[Source records]
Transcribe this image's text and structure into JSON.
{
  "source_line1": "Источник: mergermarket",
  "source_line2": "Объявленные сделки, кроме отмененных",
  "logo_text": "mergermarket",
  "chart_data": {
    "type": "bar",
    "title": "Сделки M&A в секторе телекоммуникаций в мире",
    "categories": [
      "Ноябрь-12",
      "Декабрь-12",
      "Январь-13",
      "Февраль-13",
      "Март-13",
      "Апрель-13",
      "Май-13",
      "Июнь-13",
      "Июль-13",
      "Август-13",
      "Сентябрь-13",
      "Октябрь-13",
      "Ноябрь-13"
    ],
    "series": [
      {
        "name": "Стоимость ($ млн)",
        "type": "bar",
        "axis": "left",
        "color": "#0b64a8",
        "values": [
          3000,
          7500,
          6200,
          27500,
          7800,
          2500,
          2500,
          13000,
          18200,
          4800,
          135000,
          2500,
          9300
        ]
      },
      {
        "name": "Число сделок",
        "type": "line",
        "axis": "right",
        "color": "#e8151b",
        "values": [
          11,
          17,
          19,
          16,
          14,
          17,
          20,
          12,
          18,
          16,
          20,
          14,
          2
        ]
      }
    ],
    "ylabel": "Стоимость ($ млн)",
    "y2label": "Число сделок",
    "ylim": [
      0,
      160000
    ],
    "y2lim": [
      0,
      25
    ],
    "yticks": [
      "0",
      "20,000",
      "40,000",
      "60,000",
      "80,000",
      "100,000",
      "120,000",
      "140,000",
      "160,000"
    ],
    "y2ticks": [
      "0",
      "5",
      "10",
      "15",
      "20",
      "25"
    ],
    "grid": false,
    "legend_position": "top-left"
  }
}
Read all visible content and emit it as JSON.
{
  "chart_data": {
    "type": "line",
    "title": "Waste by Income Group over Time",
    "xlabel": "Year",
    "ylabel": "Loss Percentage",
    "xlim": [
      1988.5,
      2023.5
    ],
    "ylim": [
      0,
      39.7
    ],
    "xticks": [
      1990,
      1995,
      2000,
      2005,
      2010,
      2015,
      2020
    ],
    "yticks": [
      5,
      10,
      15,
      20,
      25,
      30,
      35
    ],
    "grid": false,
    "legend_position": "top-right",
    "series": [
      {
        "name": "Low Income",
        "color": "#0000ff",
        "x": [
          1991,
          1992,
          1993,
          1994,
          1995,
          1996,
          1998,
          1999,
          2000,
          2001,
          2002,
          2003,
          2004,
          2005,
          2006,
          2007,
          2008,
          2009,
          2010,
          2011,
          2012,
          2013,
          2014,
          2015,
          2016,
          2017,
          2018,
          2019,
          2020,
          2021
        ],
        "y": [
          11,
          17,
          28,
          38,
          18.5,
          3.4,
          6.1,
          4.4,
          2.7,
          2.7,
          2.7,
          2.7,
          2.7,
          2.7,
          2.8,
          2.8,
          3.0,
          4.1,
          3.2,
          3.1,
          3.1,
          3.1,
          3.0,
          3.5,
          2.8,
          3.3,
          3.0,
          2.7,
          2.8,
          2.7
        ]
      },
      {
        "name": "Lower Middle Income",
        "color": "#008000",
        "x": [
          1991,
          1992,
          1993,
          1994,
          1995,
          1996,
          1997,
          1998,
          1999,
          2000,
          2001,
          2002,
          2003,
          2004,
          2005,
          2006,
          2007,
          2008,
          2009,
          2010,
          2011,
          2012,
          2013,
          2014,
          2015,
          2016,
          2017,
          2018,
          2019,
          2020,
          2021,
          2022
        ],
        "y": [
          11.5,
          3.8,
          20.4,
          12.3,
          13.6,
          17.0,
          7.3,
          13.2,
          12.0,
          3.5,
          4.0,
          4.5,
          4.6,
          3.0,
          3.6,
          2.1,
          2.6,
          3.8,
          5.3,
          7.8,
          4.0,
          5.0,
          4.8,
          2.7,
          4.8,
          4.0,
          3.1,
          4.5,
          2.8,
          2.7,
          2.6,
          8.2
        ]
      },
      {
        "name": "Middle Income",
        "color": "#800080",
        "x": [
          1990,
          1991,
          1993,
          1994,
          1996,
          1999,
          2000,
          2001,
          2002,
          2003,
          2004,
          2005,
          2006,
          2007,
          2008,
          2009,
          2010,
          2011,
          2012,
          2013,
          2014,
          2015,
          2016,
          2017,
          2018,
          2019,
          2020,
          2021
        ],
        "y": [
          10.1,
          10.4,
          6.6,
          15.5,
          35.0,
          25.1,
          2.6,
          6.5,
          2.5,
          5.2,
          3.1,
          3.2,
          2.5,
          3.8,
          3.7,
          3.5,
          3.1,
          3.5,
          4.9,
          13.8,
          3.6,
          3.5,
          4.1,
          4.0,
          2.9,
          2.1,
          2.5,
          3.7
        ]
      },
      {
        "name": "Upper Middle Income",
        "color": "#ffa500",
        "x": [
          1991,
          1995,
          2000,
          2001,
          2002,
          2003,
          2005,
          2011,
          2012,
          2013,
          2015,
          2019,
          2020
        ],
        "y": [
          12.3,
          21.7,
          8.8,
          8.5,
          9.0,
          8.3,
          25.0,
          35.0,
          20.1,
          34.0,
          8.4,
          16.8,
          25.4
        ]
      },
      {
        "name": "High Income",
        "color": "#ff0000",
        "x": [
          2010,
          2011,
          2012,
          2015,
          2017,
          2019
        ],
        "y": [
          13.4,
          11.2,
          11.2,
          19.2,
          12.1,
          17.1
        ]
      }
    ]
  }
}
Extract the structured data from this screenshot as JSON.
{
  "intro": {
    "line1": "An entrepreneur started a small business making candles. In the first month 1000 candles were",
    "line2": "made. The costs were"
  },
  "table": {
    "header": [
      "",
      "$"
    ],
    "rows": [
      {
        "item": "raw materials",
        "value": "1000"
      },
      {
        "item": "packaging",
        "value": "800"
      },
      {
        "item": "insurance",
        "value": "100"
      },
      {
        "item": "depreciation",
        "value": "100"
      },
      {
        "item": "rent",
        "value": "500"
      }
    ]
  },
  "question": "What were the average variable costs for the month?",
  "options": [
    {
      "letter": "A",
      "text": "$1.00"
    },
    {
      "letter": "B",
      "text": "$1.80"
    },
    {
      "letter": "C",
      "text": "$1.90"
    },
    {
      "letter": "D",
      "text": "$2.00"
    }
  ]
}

* What to work on *
Write out the entries above word for word.

* Task output *
Transcribe this image's text and structure into JSON.
{
  "source_line1": "Источник: mergermarket",
  "source_line2": "Объявленные сделки, кроме отмененных",
  "logo_text": "mergermarket",
  "chart_data": {
    "type": "bar",
    "title": "Сделки M&A в секторе телекоммуникаций в мире",
    "categories": [
      "Ноябрь-12",
      "Декабрь-12",
      "Январь-13",
      "Февраль-13",
      "Март-13",
      "Апрель-13",
      "Май-13",
      "Июнь-13",
      "Июль-13",
      "Август-13",
      "Сентябрь-13",
      "Октябрь-13",
      "Ноябрь-13"
    ],
    "series": [
      {
        "name": "Стоимость ($ млн)",
        "type": "bar",
        "axis": "left",
        "color": "#0b64a8",
        "values": [
          3000,
          7500,
          6200,
          27500,
          7800,
          2500,
          2500,
          13000,
          18200,
          4800,
          135000,
          2500,
          9300
        ]
      },
      {
        "name": "Число сделок",
        "type": "line",
        "axis": "right",
        "color": "#e8151b",
        "values": [
          11,
          17,
          19,
          16,
          14,
          17,
          20,
          12,
          18,
          16,
          20,
          14,
          2
        ]
      }
    ],
    "ylabel": "Стоимость ($ млн)",
    "y2label": "Число сделок",
    "ylim": [
      0,
      160000
    ],
    "y2lim": [
      0,
      25
    ],
    "yticks": [
      "0",
      "20,000",
      "40,000",
      "60,000",
      "80,000",
      "100,000",
      "120,000",
      "140,000",
      "160,000"
    ],
    "y2ticks": [
      "0",
      "5",
      "10",
      "15",
      "20",
      "25"
    ],
    "grid": false,
    "legend_position": "top-left"
  }
}
Read all visible content and emit it as JSON.
{
  "chart_data": {
    "type": "line",
    "title": "Waste by Income Group over Time",
    "xlabel": "Year",
    "ylabel": "Loss Percentage",
    "xlim": [
      1988.5,
      2023.5
    ],
    "ylim": [
      0,
      39.7
    ],
    "xticks": [
      1990,
      1995,
      2000,
      2005,
      2010,
      2015,
      2020
    ],
    "yticks": [
      5,
      10,
      15,
      20,
      25,
      30,
      35
    ],
    "grid": false,
    "legend_position": "top-right",
    "series": [
      {
        "name": "Low Income",
        "color": "#0000ff",
        "x": [
          1991,
          1992,
          1993,
          1994,
          1995,
          1996,
          1998,
          1999,
          2000,
          2001,
          2002,
          2003,
          2004,
          2005,
          2006,
          2007,
          2008,
          2009,
          2010,
          2011,
          2012,
          2013,
          2014,
          2015,
          2016,
          2017,
          2018,
          2019,
          2020,
          2021
        ],
        "y": [
          11,
          17,
          28,
          38,
          18.5,
          3.4,
          6.1,
          4.4,
          2.7,
          2.7,
          2.7,
          2.7,
          2.7,
          2.7,
          2.8,
          2.8,
          3.0,
          4.1,
          3.2,
          3.1,
          3.1,
          3.1,
          3.0,
          3.5,
          2.8,
          3.3,
          3.0,
          2.7,
          2.8,
          2.7
        ]
      },
      {
        "name": "Lower Middle Income",
        "color": "#008000",
        "x": [
          1991,
          1992,
          1993,
          1994,
          1995,
          1996,
          1997,
          1998,
          1999,
          2000,
          2001,
          2002,
          2003,
          2004,
          2005,
          2006,
          2007,
          2008,
          2009,
          2010,
          2011,
          2012,
          2013,
          2014,
          2015,
          2016,
          2017,
          2018,
          2019,
          2020,
          2021,
          2022
        ],
        "y": [
          11.5,
          3.8,
          20.4,
          12.3,
          13.6,
          17.0,
          7.3,
          13.2,
          12.0,
          3.5,
          4.0,
          4.5,
          4.6,
          3.0,
          3.6,
          2.1,
          2.6,
          3.8,
          5.3,
          7.8,
          4.0,
          5.0,
          4.8,
          2.7,
          4.8,
          4.0,
          3.1,
          4.5,
          2.8,
          2.7,
          2.6,
          8.2
        ]
      },
      {
        "name": "Middle Income",
        "color": "#800080",
        "x": [
          1990,
          1991,
          1993,
          1994,
          1996,
          1999,
          2000,
          2001,
          2002,
          2003,
          2004,
          2005,
          2006,
          2007,
          2008,
          2009,
          2010,
          2011,
          2012,
          2013,
          2014,
          2015,
          2016,
          2017,
          2018,
          2019,
          2020,
          2021
        ],
        "y": [
          10.1,
          10.4,
          6.6,
          15.5,
          35.0,
          25.1,
          2.6,
          6.5,
          2.5,
          5.2,
          3.1,
          3.2,
          2.5,
          3.8,
          3.7,
          3.5,
          3.1,
          3.5,
          4.9,
          13.8,
          3.6,
          3.5,
          4.1,
          4.0,
          2.9,
          2.1,
          2.5,
          3.7
        ]
      },
      {
        "name": "Upper Middle Income",
        "color": "#ffa500",
        "x": [
          1991,
          1995,
          2000,
          2001,
          2002,
          2003,
          2005,
          2011,
          2012,
          2013,
          2015,
          2019,
          2020
        ],
        "y": [
          12.3,
          21.7,
          8.8,
          8.5,
          9.0,
          8.3,
          25.0,
          35.0,
          20.1,
          34.0,
          8.4,
          16.8,
          25.4
        ]
      },
      {
        "name": "High Income",
        "color": "#ff0000",
        "x": [
          2010,
          2011,
          2012,
          2015,
          2017,
          2019
        ],
        "y": [
          13.4,
          11.2,
          11.2,
          19.2,
          12.1,
          17.1
        ]
      }
    ]
  }
}
Extract the structured data from this screenshot as JSON.
{
  "intro": {
    "line1": "An entrepreneur started a small business making candles. In the first month 1000 candles were",
    "line2": "made. The costs were"
  },
  "table": {
    "header": [
      "",
      "$"
    ],
    "rows": [
      {
        "item": "raw materials",
        "value": "1000"
      },
      {
        "item": "packaging",
        "value": "800"
      },
      {
        "item": "insurance",
        "value": "100"
      },
      {
        "item": "depreciation",
        "value": "100"
      },
      {
        "item": "rent",
        "value": "500"
      }
    ]
  },
  "question": "What were the average variable costs for the month?",
  "options": [
    {
      "letter": "A",
      "text": "$1.00"
    },
    {
      "letter": "B",
      "text": "$1.80"
    },
    {
      "letter": "C",
      "text": "$1.90"
    },
    {
      "letter": "D",
      "text": "$2.00"
    }
  ]
}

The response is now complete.